> [Dataset records]:
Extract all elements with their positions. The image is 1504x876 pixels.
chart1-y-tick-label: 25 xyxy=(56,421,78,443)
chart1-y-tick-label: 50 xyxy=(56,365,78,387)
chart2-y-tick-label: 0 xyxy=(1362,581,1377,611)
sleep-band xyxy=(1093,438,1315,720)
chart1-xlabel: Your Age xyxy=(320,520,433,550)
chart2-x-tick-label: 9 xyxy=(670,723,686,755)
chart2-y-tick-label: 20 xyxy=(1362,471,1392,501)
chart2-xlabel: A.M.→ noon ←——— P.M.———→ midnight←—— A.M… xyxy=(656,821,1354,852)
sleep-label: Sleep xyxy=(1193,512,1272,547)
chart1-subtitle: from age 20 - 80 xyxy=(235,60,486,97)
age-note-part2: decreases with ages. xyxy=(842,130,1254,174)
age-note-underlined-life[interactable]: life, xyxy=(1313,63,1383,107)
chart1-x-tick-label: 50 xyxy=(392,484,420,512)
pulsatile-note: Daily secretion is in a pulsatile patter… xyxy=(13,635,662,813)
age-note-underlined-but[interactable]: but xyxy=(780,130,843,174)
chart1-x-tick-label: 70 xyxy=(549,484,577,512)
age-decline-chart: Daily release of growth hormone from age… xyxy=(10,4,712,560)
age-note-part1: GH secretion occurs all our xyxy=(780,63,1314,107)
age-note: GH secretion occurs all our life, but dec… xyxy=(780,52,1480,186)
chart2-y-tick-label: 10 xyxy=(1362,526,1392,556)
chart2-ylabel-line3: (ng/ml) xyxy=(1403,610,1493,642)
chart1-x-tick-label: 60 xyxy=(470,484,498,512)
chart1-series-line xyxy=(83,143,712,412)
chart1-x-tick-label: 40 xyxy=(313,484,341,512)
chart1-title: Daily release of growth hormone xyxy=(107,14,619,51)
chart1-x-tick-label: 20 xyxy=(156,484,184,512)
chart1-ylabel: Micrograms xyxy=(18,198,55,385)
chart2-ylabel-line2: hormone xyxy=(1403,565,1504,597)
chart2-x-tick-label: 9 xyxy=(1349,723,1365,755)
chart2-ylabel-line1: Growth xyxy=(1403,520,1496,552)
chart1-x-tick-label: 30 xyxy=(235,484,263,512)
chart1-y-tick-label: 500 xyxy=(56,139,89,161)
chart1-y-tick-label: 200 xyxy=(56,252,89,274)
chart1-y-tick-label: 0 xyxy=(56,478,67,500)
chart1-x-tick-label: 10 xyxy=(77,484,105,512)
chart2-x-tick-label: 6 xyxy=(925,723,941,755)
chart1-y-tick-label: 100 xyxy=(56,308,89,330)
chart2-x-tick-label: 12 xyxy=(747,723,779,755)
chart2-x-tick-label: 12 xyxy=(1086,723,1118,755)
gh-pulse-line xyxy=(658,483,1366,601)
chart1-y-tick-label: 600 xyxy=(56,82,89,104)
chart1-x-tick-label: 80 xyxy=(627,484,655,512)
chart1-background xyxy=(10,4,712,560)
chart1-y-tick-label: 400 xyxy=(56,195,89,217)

--

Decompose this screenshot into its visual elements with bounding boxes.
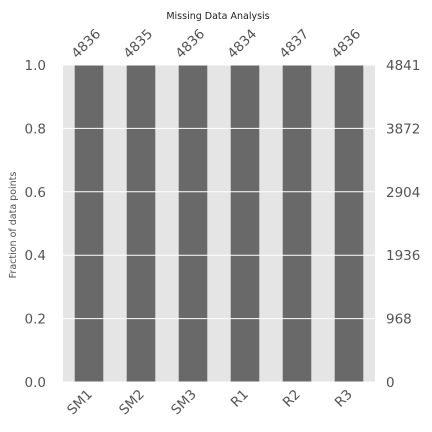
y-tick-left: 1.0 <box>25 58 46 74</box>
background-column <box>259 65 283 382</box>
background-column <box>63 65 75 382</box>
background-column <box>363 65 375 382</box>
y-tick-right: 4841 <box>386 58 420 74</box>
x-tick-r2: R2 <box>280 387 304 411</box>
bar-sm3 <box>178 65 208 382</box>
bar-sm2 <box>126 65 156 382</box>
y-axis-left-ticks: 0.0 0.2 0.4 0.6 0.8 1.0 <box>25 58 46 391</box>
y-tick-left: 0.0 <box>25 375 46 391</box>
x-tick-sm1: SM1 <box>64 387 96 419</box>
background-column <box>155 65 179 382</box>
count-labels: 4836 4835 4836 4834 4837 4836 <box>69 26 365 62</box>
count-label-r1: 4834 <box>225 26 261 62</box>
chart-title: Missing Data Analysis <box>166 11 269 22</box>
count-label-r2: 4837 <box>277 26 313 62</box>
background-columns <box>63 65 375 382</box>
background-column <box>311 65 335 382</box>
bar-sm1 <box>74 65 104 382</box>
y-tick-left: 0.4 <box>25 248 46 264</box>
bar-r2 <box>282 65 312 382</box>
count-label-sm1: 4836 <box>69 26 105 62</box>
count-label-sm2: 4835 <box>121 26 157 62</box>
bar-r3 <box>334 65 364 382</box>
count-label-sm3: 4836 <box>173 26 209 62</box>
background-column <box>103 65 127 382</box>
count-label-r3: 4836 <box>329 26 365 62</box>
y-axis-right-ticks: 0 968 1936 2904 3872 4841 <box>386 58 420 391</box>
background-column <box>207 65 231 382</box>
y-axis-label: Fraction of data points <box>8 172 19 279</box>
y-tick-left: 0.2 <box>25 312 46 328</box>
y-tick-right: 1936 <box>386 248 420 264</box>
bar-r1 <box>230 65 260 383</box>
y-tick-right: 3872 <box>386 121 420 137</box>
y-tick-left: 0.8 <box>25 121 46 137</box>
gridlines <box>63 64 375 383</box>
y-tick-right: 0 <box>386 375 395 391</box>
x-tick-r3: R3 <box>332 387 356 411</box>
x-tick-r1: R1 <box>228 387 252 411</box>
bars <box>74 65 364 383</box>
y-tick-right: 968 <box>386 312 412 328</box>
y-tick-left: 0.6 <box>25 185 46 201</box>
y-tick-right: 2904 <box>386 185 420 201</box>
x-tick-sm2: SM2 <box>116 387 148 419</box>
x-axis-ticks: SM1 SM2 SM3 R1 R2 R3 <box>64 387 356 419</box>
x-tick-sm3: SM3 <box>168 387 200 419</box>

...

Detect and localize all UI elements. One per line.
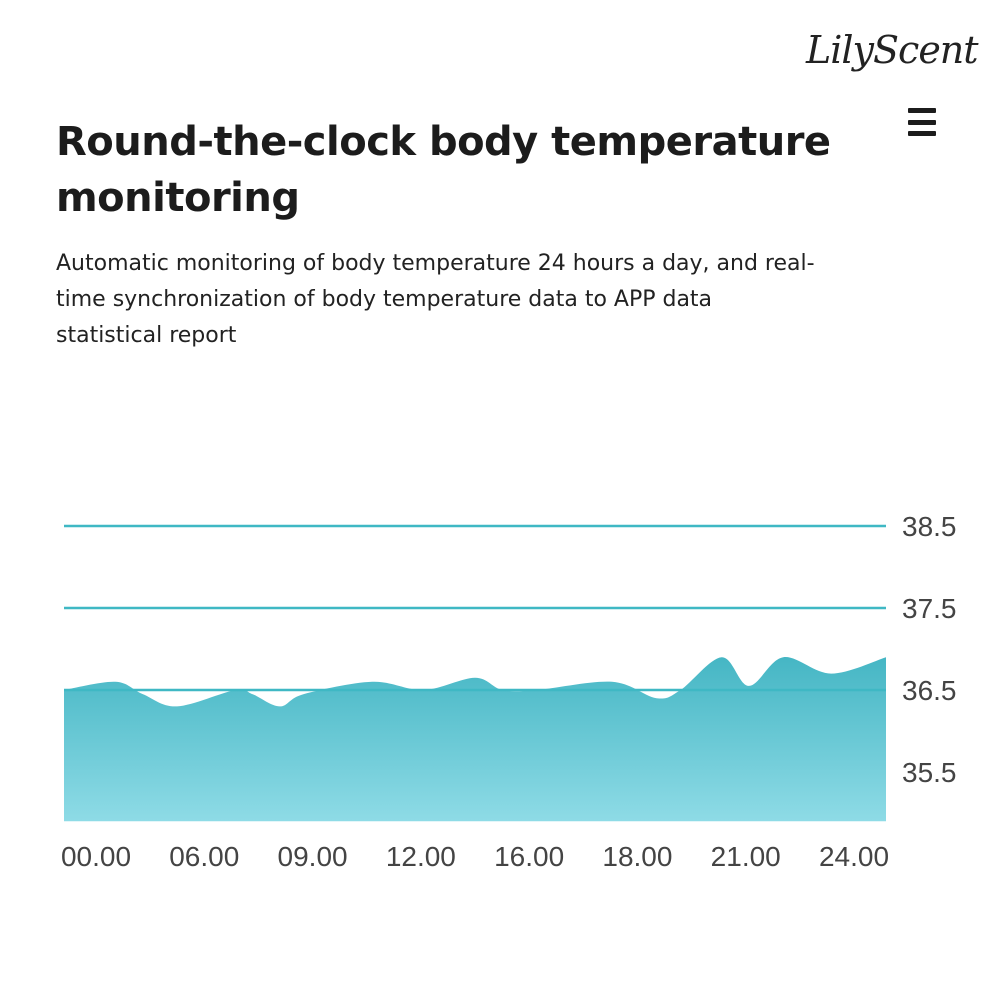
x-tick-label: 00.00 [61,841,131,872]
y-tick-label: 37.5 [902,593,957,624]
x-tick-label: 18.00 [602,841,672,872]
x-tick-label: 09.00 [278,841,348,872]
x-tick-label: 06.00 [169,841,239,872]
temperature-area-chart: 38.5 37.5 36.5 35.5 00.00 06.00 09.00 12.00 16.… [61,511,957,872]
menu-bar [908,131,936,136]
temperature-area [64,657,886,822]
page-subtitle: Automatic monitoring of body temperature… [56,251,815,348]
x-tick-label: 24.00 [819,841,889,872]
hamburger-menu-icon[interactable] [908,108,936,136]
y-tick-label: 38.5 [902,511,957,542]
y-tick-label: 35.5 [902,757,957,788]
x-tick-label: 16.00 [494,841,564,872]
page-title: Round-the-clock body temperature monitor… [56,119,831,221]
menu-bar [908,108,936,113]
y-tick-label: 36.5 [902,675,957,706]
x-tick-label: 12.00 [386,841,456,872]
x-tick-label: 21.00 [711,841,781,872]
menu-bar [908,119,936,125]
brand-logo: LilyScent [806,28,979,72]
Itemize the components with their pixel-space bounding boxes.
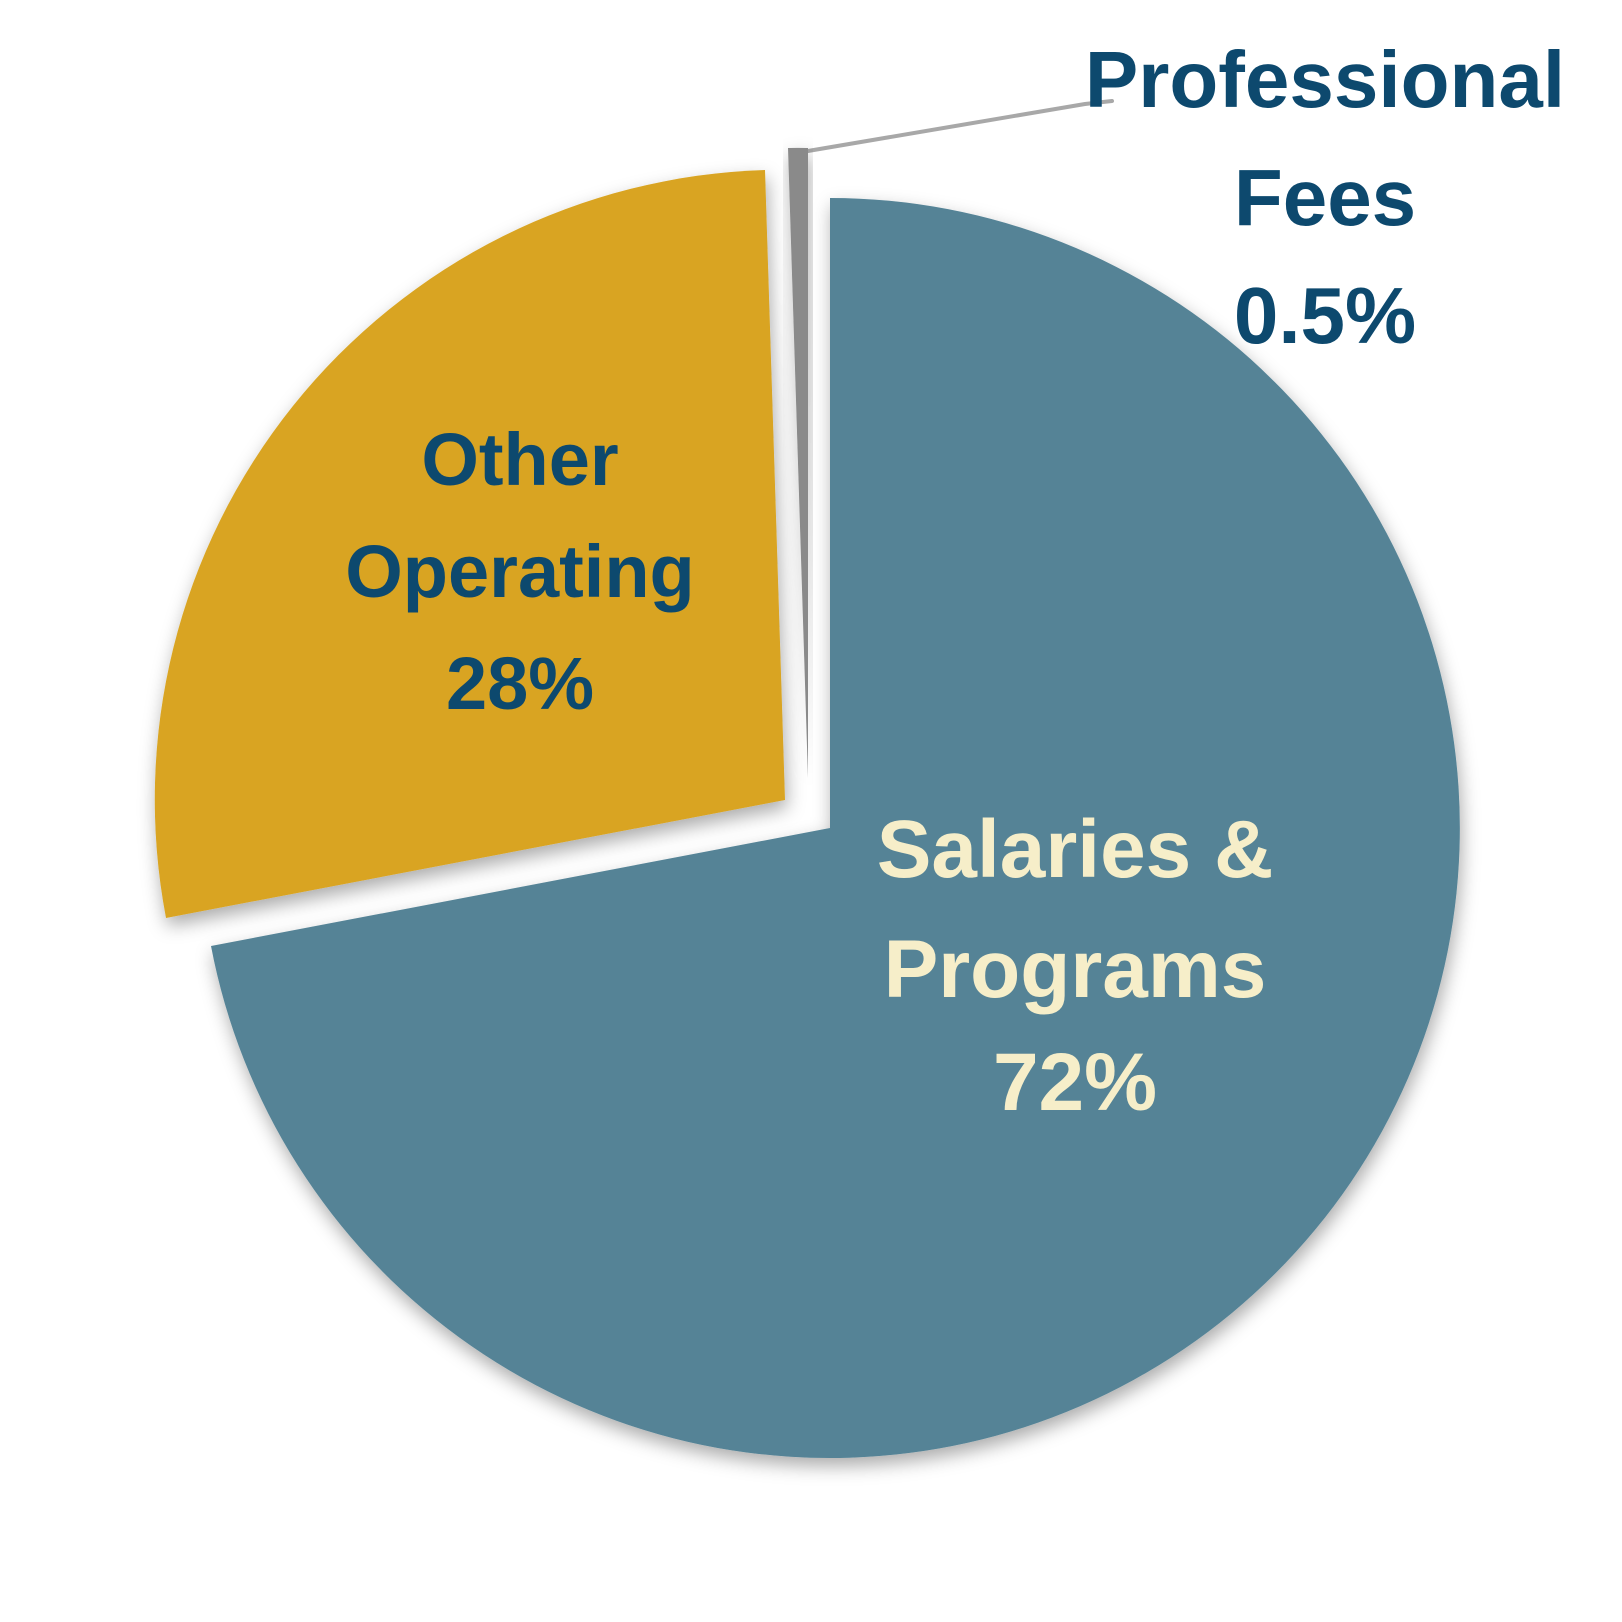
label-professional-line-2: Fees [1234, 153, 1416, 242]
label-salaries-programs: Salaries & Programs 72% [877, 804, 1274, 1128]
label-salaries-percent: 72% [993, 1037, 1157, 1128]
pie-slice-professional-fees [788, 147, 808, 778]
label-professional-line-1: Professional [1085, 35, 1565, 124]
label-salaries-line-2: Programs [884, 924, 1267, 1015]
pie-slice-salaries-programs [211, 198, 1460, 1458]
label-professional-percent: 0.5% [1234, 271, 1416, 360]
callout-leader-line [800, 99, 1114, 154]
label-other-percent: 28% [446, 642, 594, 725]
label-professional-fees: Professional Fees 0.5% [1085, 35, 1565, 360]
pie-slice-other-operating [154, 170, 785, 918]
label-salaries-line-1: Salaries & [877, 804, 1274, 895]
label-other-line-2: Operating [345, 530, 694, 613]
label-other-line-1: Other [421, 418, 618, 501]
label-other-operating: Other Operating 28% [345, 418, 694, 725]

> [Written request]: Copy out each line above that contains the string "axis". Case counts.

> [Solution to this problem]:
y-axis-left-ticks: 0.0 0.2 0.4 0.6 0.8 1.0 <box>25 58 46 391</box>
y-axis-right-ticks: 0 968 1936 2904 3872 4841 <box>386 58 420 391</box>
y-axis-label: Fraction of data points <box>8 172 19 279</box>
x-axis-ticks: SM1 SM2 SM3 R1 R2 R3 <box>64 387 356 419</box>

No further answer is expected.